**Stated goal**
Pick out each line containing the string "配置文件" and copy it.

**Data for processing**
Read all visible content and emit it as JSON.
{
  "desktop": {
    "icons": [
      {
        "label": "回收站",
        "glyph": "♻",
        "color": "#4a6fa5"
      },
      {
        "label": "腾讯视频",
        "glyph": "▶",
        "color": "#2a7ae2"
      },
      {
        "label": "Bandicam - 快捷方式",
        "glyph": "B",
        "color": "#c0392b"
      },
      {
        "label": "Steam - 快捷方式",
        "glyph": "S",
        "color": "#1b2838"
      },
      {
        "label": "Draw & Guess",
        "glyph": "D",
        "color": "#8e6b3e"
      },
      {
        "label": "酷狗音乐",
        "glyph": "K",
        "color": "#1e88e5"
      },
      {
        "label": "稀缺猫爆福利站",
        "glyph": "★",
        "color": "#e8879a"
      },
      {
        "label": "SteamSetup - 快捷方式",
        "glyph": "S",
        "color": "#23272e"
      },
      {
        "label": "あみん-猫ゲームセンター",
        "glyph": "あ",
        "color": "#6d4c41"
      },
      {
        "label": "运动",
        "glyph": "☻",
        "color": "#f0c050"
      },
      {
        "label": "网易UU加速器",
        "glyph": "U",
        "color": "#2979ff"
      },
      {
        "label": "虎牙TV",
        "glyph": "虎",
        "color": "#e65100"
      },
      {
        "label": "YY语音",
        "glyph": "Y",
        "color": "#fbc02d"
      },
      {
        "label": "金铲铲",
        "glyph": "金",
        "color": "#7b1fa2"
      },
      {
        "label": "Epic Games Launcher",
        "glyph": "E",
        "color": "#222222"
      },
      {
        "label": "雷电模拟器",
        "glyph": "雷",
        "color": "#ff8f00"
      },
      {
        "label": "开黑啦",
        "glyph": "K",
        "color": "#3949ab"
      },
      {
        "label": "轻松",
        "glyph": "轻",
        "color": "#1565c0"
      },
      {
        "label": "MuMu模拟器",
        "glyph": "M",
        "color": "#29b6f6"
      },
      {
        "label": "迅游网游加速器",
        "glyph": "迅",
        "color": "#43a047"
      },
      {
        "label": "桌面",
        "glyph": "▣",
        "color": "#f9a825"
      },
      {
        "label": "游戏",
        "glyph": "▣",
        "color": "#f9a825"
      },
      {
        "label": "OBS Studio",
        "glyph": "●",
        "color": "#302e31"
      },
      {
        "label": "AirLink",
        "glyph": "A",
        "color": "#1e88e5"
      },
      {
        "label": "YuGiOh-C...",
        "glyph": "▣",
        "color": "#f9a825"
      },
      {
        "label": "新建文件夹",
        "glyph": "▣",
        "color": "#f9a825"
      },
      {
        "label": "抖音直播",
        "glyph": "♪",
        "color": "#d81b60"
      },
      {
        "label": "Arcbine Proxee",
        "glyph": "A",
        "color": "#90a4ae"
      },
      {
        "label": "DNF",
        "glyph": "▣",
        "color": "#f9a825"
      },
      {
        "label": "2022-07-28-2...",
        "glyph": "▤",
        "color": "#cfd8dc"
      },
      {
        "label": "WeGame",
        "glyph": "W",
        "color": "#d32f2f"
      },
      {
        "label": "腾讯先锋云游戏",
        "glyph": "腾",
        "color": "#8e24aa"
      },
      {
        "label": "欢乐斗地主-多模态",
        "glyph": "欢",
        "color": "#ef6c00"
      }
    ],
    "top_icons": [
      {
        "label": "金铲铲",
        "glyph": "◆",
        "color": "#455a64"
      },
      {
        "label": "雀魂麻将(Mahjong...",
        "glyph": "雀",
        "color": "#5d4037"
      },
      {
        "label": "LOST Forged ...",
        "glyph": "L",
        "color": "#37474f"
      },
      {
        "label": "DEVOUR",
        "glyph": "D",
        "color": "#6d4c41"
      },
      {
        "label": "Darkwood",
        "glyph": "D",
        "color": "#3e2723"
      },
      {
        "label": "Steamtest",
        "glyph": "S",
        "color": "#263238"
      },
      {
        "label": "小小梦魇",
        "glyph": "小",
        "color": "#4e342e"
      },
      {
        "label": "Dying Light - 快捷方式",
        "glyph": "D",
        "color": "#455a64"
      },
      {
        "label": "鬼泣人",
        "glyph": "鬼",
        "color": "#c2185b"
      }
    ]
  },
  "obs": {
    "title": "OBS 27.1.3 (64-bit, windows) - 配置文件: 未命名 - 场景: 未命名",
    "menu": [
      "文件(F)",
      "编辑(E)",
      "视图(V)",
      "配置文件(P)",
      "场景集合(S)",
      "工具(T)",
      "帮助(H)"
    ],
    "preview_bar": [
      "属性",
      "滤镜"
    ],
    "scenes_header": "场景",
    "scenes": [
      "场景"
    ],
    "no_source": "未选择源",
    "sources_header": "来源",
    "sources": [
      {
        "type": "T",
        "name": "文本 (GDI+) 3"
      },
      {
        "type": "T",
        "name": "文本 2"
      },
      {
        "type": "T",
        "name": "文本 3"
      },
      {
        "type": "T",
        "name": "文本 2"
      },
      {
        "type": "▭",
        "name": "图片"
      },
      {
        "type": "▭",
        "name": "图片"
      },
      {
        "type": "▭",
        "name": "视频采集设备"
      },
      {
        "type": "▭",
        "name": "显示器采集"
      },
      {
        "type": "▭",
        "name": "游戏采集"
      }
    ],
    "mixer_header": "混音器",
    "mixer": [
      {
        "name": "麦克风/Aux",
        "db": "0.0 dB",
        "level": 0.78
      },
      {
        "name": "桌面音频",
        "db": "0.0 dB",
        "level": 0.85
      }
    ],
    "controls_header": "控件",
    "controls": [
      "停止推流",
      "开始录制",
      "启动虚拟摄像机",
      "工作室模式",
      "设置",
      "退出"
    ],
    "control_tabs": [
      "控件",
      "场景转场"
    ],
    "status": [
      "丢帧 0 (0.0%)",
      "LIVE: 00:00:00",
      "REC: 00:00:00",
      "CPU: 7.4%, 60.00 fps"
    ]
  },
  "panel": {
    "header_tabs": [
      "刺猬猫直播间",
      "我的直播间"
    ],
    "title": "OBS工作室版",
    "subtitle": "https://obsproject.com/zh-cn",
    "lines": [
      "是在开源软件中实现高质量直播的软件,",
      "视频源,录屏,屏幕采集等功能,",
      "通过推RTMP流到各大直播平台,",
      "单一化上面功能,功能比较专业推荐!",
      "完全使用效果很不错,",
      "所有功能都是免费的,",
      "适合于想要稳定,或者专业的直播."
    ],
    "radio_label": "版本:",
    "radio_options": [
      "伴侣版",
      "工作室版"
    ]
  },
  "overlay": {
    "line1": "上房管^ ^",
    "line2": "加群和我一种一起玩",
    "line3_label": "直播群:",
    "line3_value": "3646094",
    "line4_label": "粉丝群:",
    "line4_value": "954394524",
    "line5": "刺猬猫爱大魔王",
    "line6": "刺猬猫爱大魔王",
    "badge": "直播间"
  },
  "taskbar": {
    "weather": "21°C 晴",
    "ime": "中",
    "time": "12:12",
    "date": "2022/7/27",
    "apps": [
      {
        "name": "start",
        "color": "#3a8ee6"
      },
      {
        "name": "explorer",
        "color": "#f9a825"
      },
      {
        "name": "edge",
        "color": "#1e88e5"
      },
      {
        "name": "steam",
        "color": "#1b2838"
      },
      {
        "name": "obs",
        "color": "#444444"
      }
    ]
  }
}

**Answer to this exercise**
    "title": "OBS 27.1.3 (64-bit, windows) - 配置文件: 未命名 - 场景: 未命名",
      "配置文件(P)",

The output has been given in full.